--- START OF Task material ---
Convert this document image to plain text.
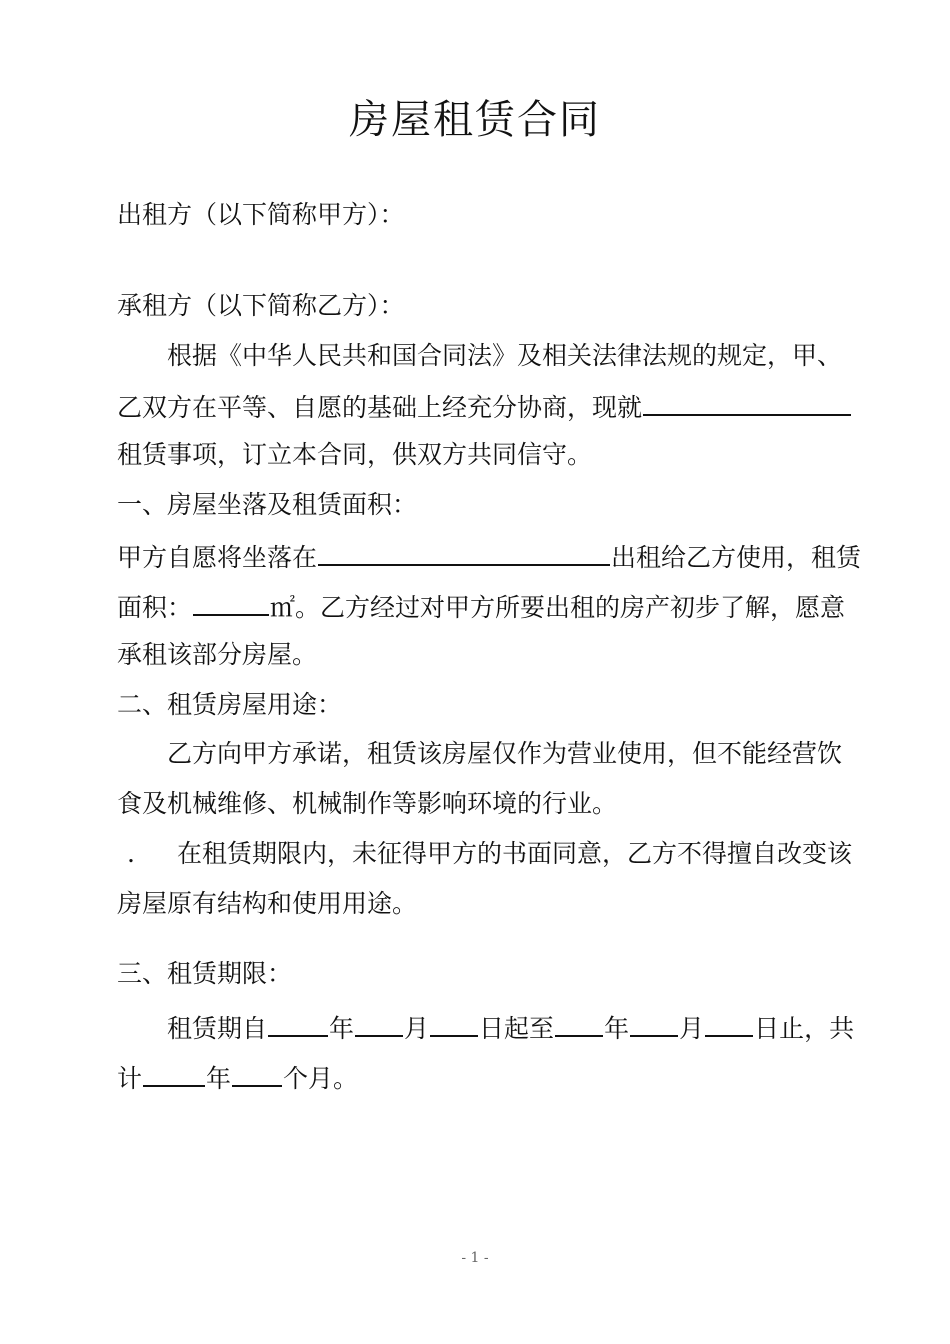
房屋租赁合同
出租方（以下简称甲方）：
承租方（以下简称乙方）：
根据《中华人民共和国合同法》及相关法律法规的规定，甲、
乙双方在平等、自愿的基础上经充分协商，现就
租赁事项，订立本合同，供双方共同信守。
一、房屋坐落及租赁面积：
甲方自愿将坐落在	出租给乙方使用，租赁
面积：	㎡。乙方经过对甲方所要出租的房产初步了解，愿意
承租该部分房屋。
二、租赁房屋用途：
乙方向甲方承诺，租赁该房屋仅作为营业使用，但不能经营饮
食及机械维修、机械制作等影响环境的行业。
. 在租赁期限内，未征得甲方的书面同意，乙方不得擅自改变该
房屋原有结构和使用用途。
三、租赁期限：
租赁期自 年 月 日起至 年 月 日止，共
计	年 个月。
- 1 -
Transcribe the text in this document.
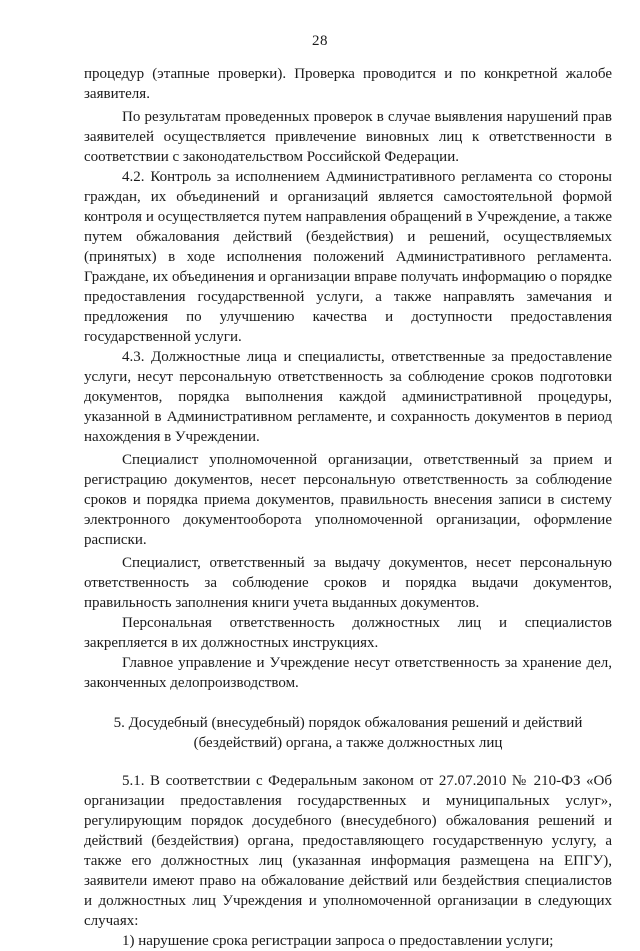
28

процедур (этапные проверки). Проверка проводится и по конкретной жалобе заявителя.

По результатам проведенных проверок в случае выявления нарушений прав заявителей осуществляется привлечение виновных лиц к ответственности в соответствии с законодательством Российской Федерации.

4.2. Контроль за исполнением Административного регламента со стороны граждан, их объединений и организаций является самостоятельной формой контроля и осуществляется путем направления обращений в Учреждение, а также путем обжалования действий (бездействия) и решений, осуществляемых (принятых) в ходе исполнения положений Административного регламента. Граждане, их объединения и организации вправе получать информацию о порядке предоставления государственной услуги, а также направлять замечания и предложения по улучшению качества и доступности предоставления государственной услуги.

4.3. Должностные лица и специалисты, ответственные за предоставление услуги, несут персональную ответственность за соблюдение сроков подготовки документов, порядка выполнения каждой административной процедуры, указанной в Административном регламенте, и сохранность документов в период нахождения в Учреждении.

Специалист уполномоченной организации, ответственный за прием и регистрацию документов, несет персональную ответственность за соблюдение сроков и порядка приема документов, правильность внесения записи в систему электронного документооборота уполномоченной организации, оформление расписки.

Специалист, ответственный за выдачу документов, несет персональную ответственность за соблюдение сроков и порядка выдачи документов, правильность заполнения книги учета выданных документов.

Персональная ответственность должностных лиц и специалистов закрепляется в их должностных инструкциях.

Главное управление и Учреждение несут ответственность за хранение дел, законченных делопроизводством.

5. Досудебный (внесудебный) порядок обжалования решений и действий

(бездействий) органа, а также должностных лиц

5.1. В соответствии с Федеральным законом от 27.07.2010 № 210-ФЗ «Об организации предоставления государственных и муниципальных услуг», регулирующим порядок досудебного (внесудебного) обжалования решений и действий (бездействия) органа, предоставляющего государственную услугу, а также его должностных лиц (указанная информация размещена на ЕПГУ), заявители имеют право на обжалование действий или бездействия специалистов и должностных лиц Учреждения и уполномоченной организации в следующих случаях:

1) нарушение срока регистрации запроса о предоставлении услуги;
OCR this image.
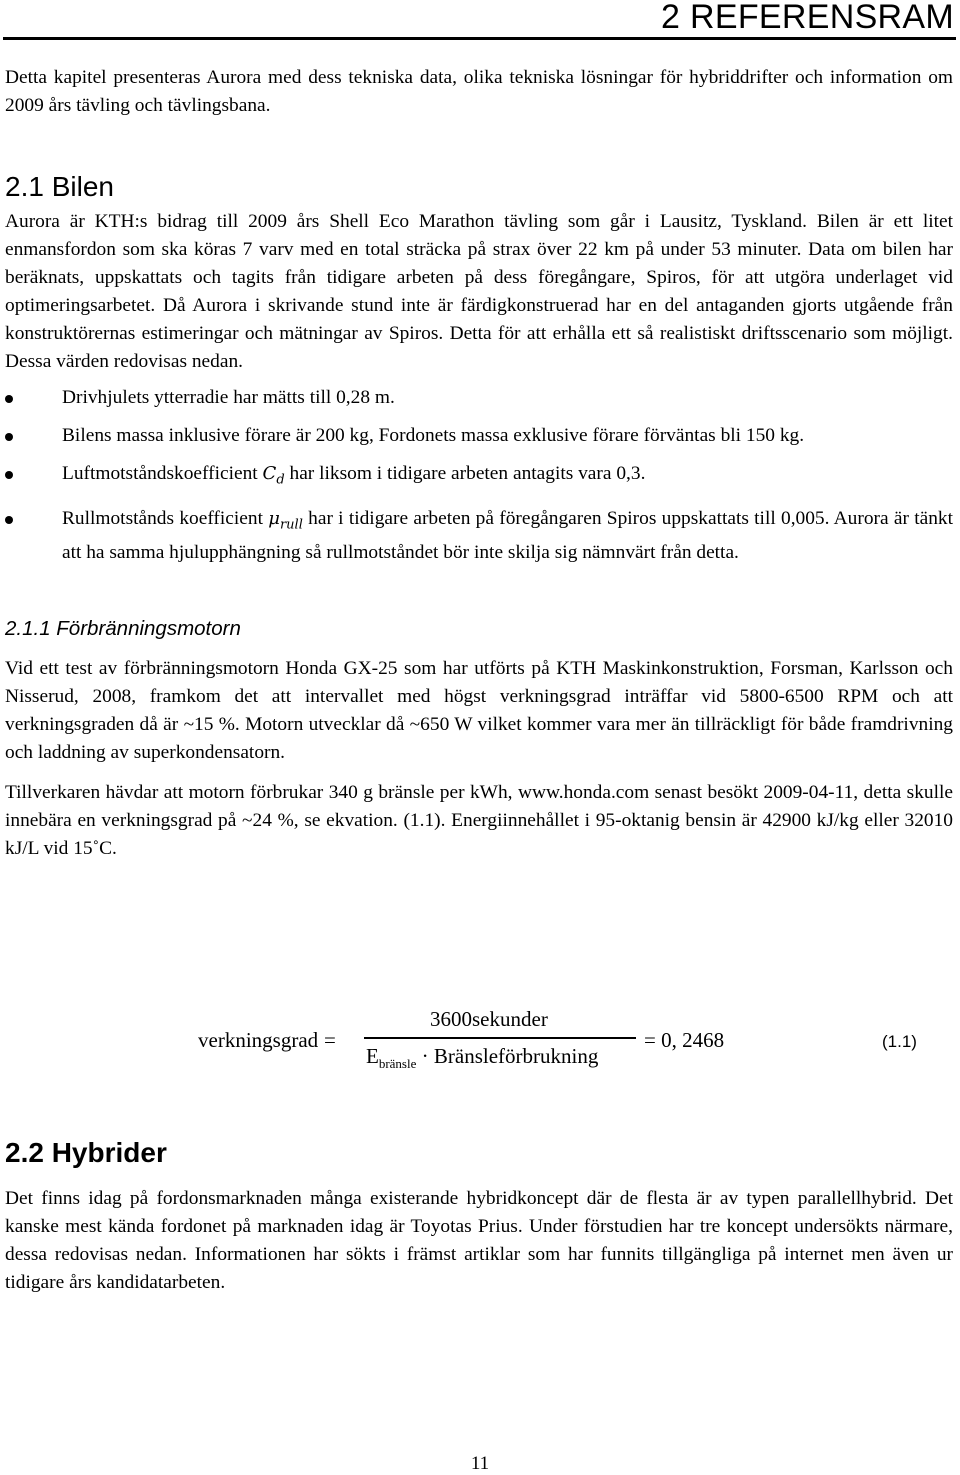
2 REFERENSRAM

Detta kapitel presenteras Aurora med dess tekniska data, olika tekniska lösningar för hybriddrifter och information om 2009 års tävling och tävlingsbana.

2.1 Bilen

Aurora är KTH:s bidrag till 2009 års Shell Eco Marathon tävling som går i Lausitz, Tyskland. Bilen är ett litet enmansfordon som ska köras 7 varv med en total sträcka på strax över 22 km på under 53 minuter. Data om bilen har beräknats, uppskattats och tagits från tidigare arbeten på dess föregångare, Spiros, för att utgöra underlaget vid optimeringsarbetet. Då Aurora i skrivande stund inte är färdigkonstruerad har en del antaganden gjorts utgående från konstruktörernas estimeringar och mätningar av Spiros. Detta för att erhålla ett så realistiskt driftsscenario som möjligt. Dessa värden redovisas nedan.

Drivhjulets ytterradie har mätts till 0,28 m.
Bilens massa inklusive förare är 200 kg, Fordonets massa exklusive förare förväntas bli 150 kg.
Luftmotståndskoefficient $C_d$ har liksom i tidigare arbeten antagits vara 0,3.
Rullmotstånds koefficient $\mu_{rull}$ har i tidigare arbeten på föregångaren Spiros uppskattats till 0,005. Aurora är tänkt att ha samma hjulupphängning så rullmotståndet bör inte skilja sig nämnvärt från detta.
2.1.1 Förbränningsmotorn

Vid ett test av förbränningsmotorn Honda GX-25 som har utförts på KTH Maskinkonstruktion, Forsman, Karlsson och Nisserud, 2008, framkom det att intervallet med högst verkningsgrad inträffar vid 5800-6500 RPM och att verkningsgraden då är ~15 %. Motorn utvecklar då ~650 W vilket kommer vara mer än tillräckligt för både framdrivning och laddning av superkondensatorn.

Tillverkaren hävdar att motorn förbrukar 340 g bränsle per kWh, www.honda.com senast besökt 2009-04-11, detta skulle innebära en verkningsgrad på ~24 %, se ekvation. (1.1). Energiinnehållet i 95-oktanig bensin är 42900 kJ/kg eller 32010 kJ/L vid 15˚C.

verkningsgrad =
3600sekunder
$E_{bränsle}$ · Bränsleförbrukning
= 0, 2468	(1.1)
2.2 Hybrider

Det finns idag på fordonsmarknaden många existerande hybridkoncept där de flesta är av typen parallellhybrid. Det kanske mest kända fordonet på marknaden idag är Toyotas Prius. Under förstudien har tre koncept undersökts närmare, dessa redovisas nedan. Informationen har sökts i främst artiklar som har funnits tillgängliga på internet men även ur tidigare års kandidatarbeten.

11
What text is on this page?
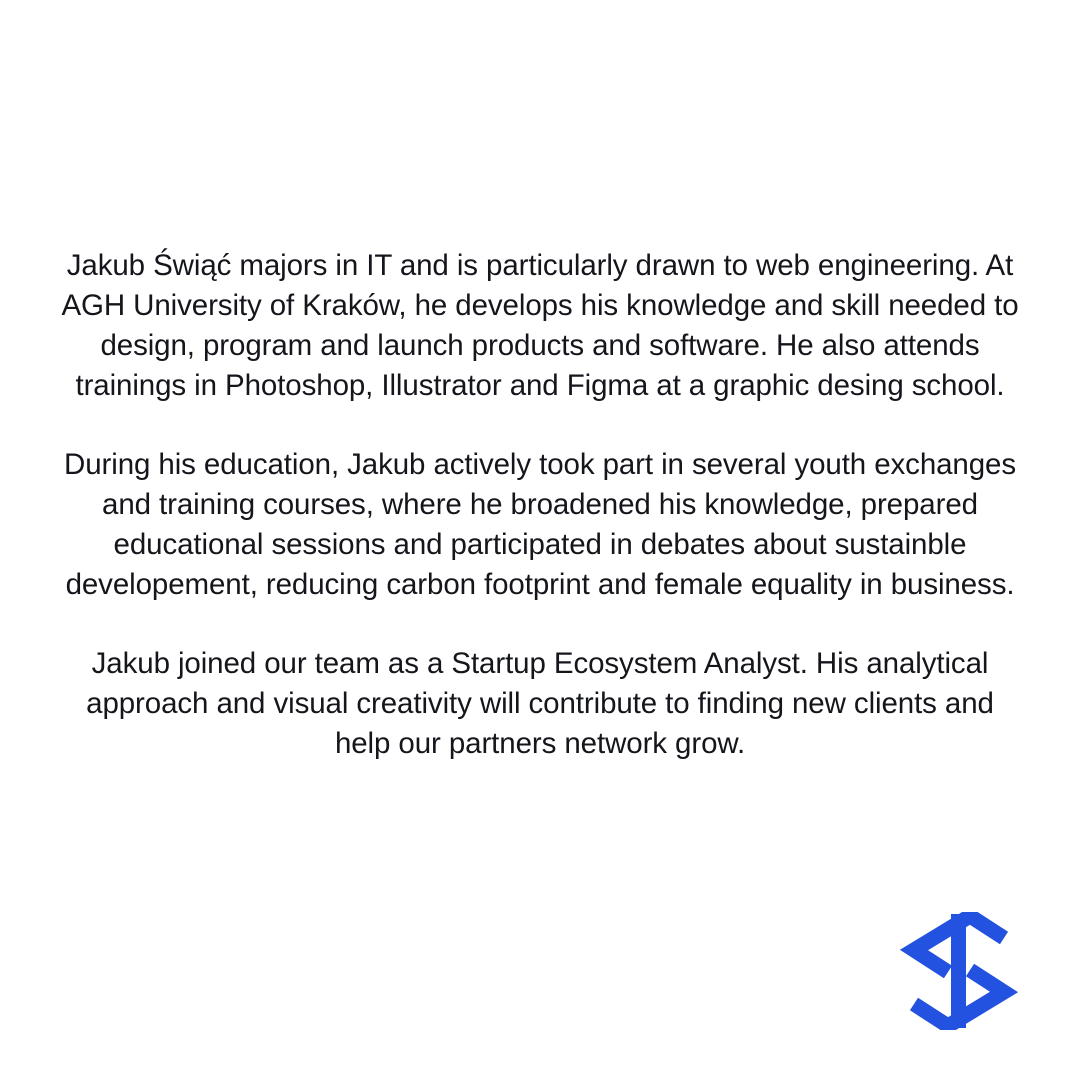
Jakub Świąć majors in IT and is particularly drawn to web engineering. At AGH University of Kraków, he develops his knowledge and skill needed to design, program and launch products and software. He also attends trainings in Photoshop, Illustrator and Figma at a graphic desing school.

During his education, Jakub actively took part in several youth exchanges and training courses, where he broadened his knowledge, prepared educational sessions and participated in debates about sustainble developement, reducing carbon footprint and female equality in business.

Jakub joined our team as a Startup Ecosystem Analyst. His analytical approach and visual creativity will contribute to finding new clients and help our partners network grow.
--- END OF Task material ---
What the exercise asks: Return each line that includes "должностных".

The answer:
Персональная ответственность должностных лиц и специалистов закрепляется в их должностных инструкциях.
(бездействий) органа, а также должностных лиц
5.1. В соответствии с Федеральным законом от 27.07.2010 № 210-ФЗ «Об организации предоставления государственных и муниципальных услуг», регулирующим порядок досудебного (внесудебного) обжалования решений и действий (бездействия) органа, предоставляющего государственную услугу, а также его должностных лиц (указанная информация размещена на ЕПГУ), заявители имеют право на обжалование действий или бездействия специалистов и должностных лиц Учреждения и уполномоченной организации в следующих случаях:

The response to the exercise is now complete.